# Work to be completed
Locate the line that contains "OCR this image.". Copy it and every following line through the end of the records, exactly, and include nothing else.

-- Records supplied start --

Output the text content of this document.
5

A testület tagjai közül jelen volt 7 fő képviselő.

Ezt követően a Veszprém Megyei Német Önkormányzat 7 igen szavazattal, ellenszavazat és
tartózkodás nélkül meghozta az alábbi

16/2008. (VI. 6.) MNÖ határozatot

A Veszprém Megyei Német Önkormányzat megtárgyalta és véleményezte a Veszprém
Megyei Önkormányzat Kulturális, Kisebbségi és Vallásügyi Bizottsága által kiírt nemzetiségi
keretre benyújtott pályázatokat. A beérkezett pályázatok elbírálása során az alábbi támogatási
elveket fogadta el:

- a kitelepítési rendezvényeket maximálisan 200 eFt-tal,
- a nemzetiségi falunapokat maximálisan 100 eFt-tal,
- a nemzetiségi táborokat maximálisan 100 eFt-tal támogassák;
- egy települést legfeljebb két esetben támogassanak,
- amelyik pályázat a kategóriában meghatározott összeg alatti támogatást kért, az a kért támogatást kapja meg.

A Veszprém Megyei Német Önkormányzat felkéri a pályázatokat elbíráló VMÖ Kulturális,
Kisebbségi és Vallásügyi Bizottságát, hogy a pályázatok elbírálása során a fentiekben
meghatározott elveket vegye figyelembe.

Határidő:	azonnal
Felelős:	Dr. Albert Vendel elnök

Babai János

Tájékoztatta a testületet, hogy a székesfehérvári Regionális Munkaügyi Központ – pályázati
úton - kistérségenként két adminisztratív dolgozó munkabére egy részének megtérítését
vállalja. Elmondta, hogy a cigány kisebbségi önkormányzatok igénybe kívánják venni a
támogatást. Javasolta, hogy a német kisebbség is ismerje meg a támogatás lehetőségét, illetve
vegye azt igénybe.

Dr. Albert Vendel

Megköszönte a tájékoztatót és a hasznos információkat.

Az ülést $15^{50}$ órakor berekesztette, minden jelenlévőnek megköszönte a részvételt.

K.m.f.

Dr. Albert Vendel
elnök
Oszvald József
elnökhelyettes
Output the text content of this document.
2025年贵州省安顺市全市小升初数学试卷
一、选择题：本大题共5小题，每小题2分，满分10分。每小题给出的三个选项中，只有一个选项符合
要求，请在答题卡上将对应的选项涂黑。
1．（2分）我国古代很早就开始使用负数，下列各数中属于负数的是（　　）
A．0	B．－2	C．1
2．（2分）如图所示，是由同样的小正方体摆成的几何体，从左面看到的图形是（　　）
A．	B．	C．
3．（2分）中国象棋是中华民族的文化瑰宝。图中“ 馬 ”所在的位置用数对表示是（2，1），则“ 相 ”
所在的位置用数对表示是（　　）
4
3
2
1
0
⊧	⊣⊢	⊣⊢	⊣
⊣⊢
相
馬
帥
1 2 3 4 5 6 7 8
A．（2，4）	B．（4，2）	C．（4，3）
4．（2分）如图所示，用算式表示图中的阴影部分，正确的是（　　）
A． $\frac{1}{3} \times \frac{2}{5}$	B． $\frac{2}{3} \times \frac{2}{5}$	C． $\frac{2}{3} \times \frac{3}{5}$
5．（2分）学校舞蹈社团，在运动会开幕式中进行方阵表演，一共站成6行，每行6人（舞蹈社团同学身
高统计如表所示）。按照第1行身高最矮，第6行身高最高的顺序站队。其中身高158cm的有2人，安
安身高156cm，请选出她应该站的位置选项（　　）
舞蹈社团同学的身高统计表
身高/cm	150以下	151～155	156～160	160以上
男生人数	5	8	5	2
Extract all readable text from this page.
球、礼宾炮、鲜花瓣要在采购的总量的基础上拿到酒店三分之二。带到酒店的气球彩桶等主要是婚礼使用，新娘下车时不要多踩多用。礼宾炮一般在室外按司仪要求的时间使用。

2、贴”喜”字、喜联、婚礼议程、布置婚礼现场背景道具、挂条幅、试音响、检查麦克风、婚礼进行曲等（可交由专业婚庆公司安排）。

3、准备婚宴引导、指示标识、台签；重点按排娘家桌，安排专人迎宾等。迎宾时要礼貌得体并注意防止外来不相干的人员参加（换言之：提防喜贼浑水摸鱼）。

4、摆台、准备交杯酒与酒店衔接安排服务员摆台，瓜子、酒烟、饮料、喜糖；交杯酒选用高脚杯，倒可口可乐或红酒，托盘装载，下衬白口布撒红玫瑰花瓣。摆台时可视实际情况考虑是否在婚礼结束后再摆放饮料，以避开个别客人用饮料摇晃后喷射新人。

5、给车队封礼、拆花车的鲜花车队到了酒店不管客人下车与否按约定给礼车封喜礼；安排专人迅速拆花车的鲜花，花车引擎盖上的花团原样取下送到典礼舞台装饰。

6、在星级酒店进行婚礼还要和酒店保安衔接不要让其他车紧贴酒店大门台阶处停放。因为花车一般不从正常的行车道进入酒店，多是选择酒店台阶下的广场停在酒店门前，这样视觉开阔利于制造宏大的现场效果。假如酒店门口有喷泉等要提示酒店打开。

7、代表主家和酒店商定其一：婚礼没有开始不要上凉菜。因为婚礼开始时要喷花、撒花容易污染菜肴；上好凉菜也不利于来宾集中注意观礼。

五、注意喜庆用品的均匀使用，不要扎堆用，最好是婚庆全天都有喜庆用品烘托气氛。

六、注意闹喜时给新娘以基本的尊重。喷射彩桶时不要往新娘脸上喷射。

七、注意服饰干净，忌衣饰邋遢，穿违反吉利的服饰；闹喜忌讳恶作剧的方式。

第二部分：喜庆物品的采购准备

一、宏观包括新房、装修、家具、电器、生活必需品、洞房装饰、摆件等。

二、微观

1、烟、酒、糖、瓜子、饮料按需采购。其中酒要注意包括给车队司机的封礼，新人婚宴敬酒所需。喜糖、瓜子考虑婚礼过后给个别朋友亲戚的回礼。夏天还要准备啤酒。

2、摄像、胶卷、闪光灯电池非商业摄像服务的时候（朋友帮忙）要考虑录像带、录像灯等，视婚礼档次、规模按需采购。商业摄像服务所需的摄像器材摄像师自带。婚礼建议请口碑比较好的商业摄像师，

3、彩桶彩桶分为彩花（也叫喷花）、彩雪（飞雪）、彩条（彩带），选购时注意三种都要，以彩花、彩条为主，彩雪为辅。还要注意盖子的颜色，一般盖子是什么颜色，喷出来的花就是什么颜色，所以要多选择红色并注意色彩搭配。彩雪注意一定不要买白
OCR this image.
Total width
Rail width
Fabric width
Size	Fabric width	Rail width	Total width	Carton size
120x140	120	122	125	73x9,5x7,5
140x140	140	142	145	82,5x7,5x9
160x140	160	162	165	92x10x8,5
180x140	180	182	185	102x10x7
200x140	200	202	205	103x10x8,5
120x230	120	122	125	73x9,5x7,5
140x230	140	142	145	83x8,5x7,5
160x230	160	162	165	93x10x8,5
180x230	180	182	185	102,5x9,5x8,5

-- Records supplied end --

# Result
OCR this image.
Total width
Rail width
Fabric width
Size	Fabric width	Rail width	Total width	Carton size
120x140	120	122	125	73x9,5x7,5
140x140	140	142	145	82,5x7,5x9
160x140	160	162	165	92x10x8,5
180x140	180	182	185	102x10x7
200x140	200	202	205	103x10x8,5
120x230	120	122	125	73x9,5x7,5
140x230	140	142	145	83x8,5x7,5
160x230	160	162	165	93x10x8,5
180x230	180	182	185	102,5x9,5x8,5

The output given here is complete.